Keep the images out and copy every entry below exactly.

RECORDS FOR THIS EXERCISE:
####################
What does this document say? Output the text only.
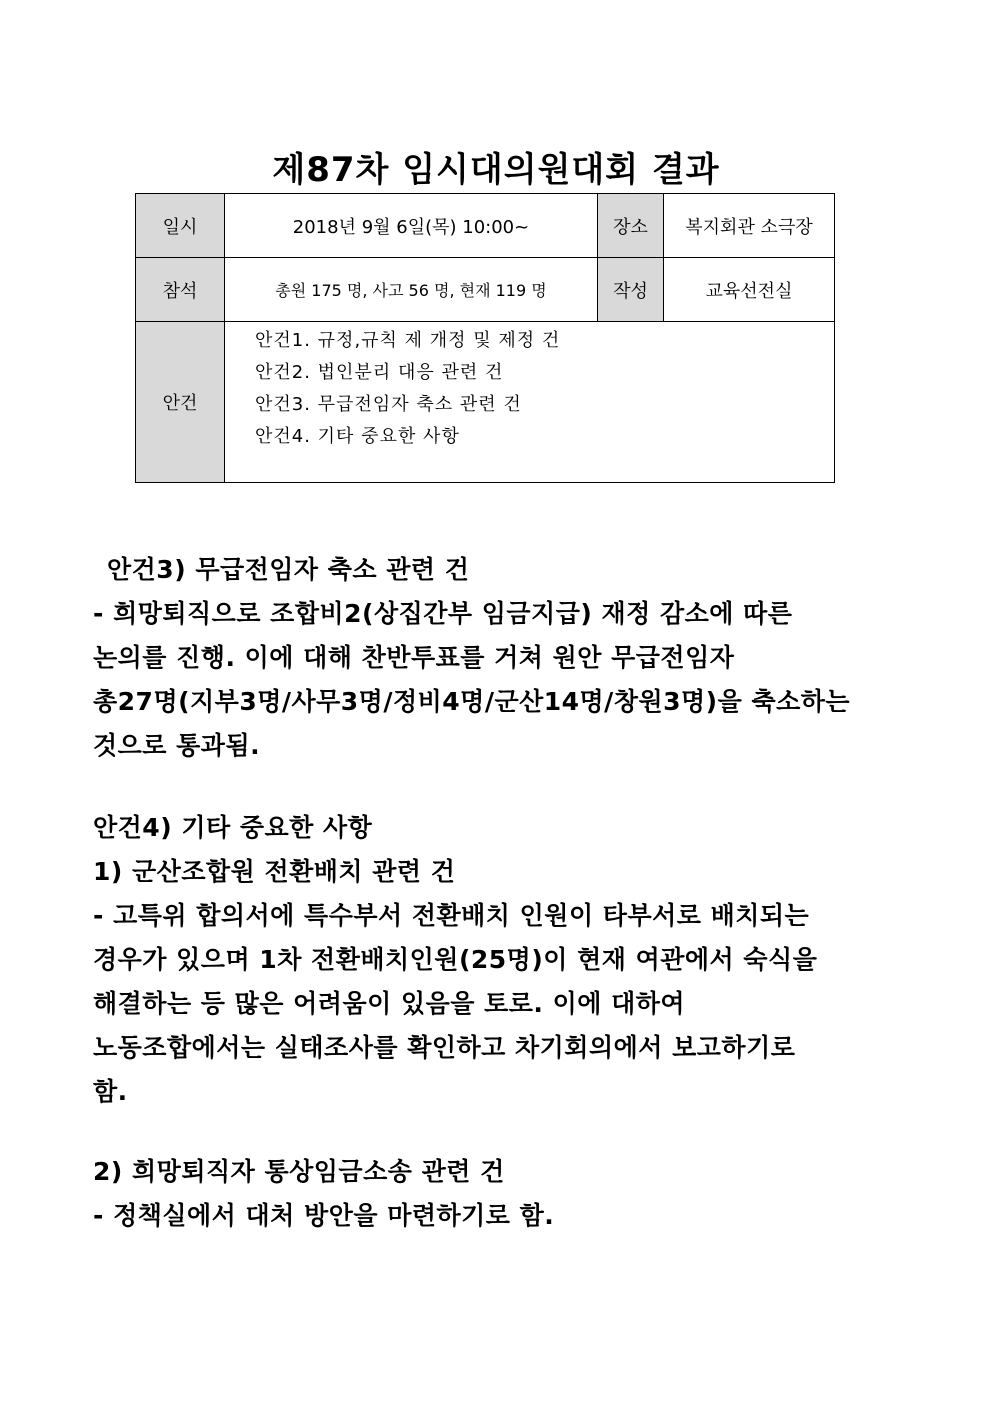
제87차 임시대의원대회 결과
일시	2018년 9월 6일(목) 10:00~	장소	복지회관 소극장
참석	총원 175 명, 사고 56 명, 현재 119 명	작성	교육선전실
안건	안건1. 규정,규칙 제 개정 및 제정 건
안건2. 법인분리 대응 관련 건
안건3. 무급전임자 축소 관련 건
안건4. 기타 중요한 사항		
안건3) 무급전임자 축소 관련 건
- 희망퇴직으로 조합비2(상집간부 임금지급) 재정 감소에 따른
논의를 진행. 이에 대해 찬반투표를 거쳐 원안 무급전임자
총27명(지부3명/사무3명/정비4명/군산14명/창원3명)을 축소하는
것으로 통과됨.
안건4) 기타 중요한 사항
1) 군산조합원 전환배치 관련 건
- 고특위 합의서에 특수부서 전환배치 인원이 타부서로 배치되는
경우가 있으며 1차 전환배치인원(25명)이 현재 여관에서 숙식을
해결하는 등 많은 어려움이 있음을 토로. 이에 대하여
노동조합에서는 실태조사를 확인하고 차기회의에서 보고하기로
함.
2) 희망퇴직자 통상임금소송 관련 건
- 정책실에서 대처 방안을 마련하기로 함.
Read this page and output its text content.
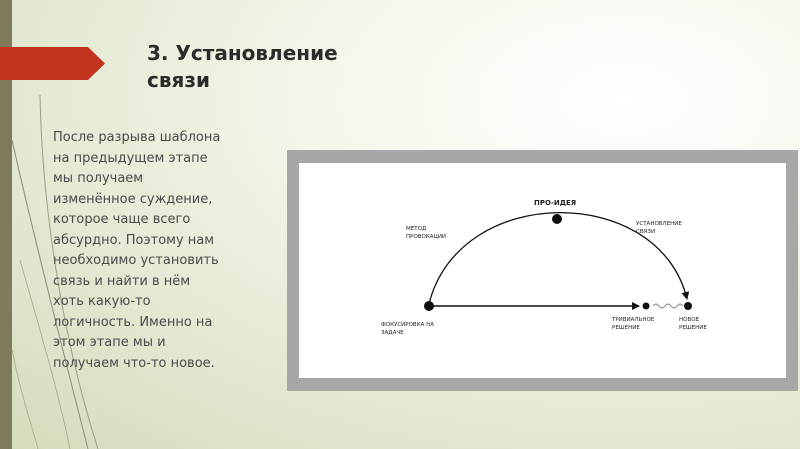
3. Установление
связи
После разрыва шаблона
на предыдущем этапе
мы получаем
изменённое суждение,
которое чаще всего
абсурдно. Поэтому нам
необходимо установить
связь и найти в нём
хоть какую-то
логичность. Именно на
этом этапе мы и
получаем что-то новое.
ПРО-ИДЕЯ
МЕТОД
ПРОВОКАЦИИ
УСТАНОВЛЕНИЕ
СВЯЗИ
ФОКУСИРОВКА НА
ЗАДАЧЕ
ТРИВИАЛЬНОЕ
РЕШЕНИЕ
НОВОЕ
РЕШЕНИЕ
####################
SOLUTION TO THIS TASK:
What does this document say? Output the text only.
제87차 임시대의원대회 결과
일시	2018년 9월 6일(목) 10:00~	장소	복지회관 소극장
참석	총원 175 명, 사고 56 명, 현재 119 명	작성	교육선전실
안건	안건1. 규정,규칙 제 개정 및 제정 건
안건2. 법인분리 대응 관련 건
안건3. 무급전임자 축소 관련 건
안건4. 기타 중요한 사항		
안건3) 무급전임자 축소 관련 건
- 희망퇴직으로 조합비2(상집간부 임금지급) 재정 감소에 따른
논의를 진행. 이에 대해 찬반투표를 거쳐 원안 무급전임자
총27명(지부3명/사무3명/정비4명/군산14명/창원3명)을 축소하는
것으로 통과됨.
안건4) 기타 중요한 사항
1) 군산조합원 전환배치 관련 건
- 고특위 합의서에 특수부서 전환배치 인원이 타부서로 배치되는
경우가 있으며 1차 전환배치인원(25명)이 현재 여관에서 숙식을
해결하는 등 많은 어려움이 있음을 토로. 이에 대하여
노동조합에서는 실태조사를 확인하고 차기회의에서 보고하기로
함.
2) 희망퇴직자 통상임금소송 관련 건
- 정책실에서 대처 방안을 마련하기로 함.
Read this page and output its text content.
3. Установление
связи
После разрыва шаблона
на предыдущем этапе
мы получаем
изменённое суждение,
которое чаще всего
абсурдно. Поэтому нам
необходимо установить
связь и найти в нём
хоть какую-то
логичность. Именно на
этом этапе мы и
получаем что-то новое.
ПРО-ИДЕЯ
МЕТОД
ПРОВОКАЦИИ
УСТАНОВЛЕНИЕ
СВЯЗИ
ФОКУСИРОВКА НА
ЗАДАЧЕ
ТРИВИАЛЬНОЕ
РЕШЕНИЕ
НОВОЕ
РЕШЕНИЕ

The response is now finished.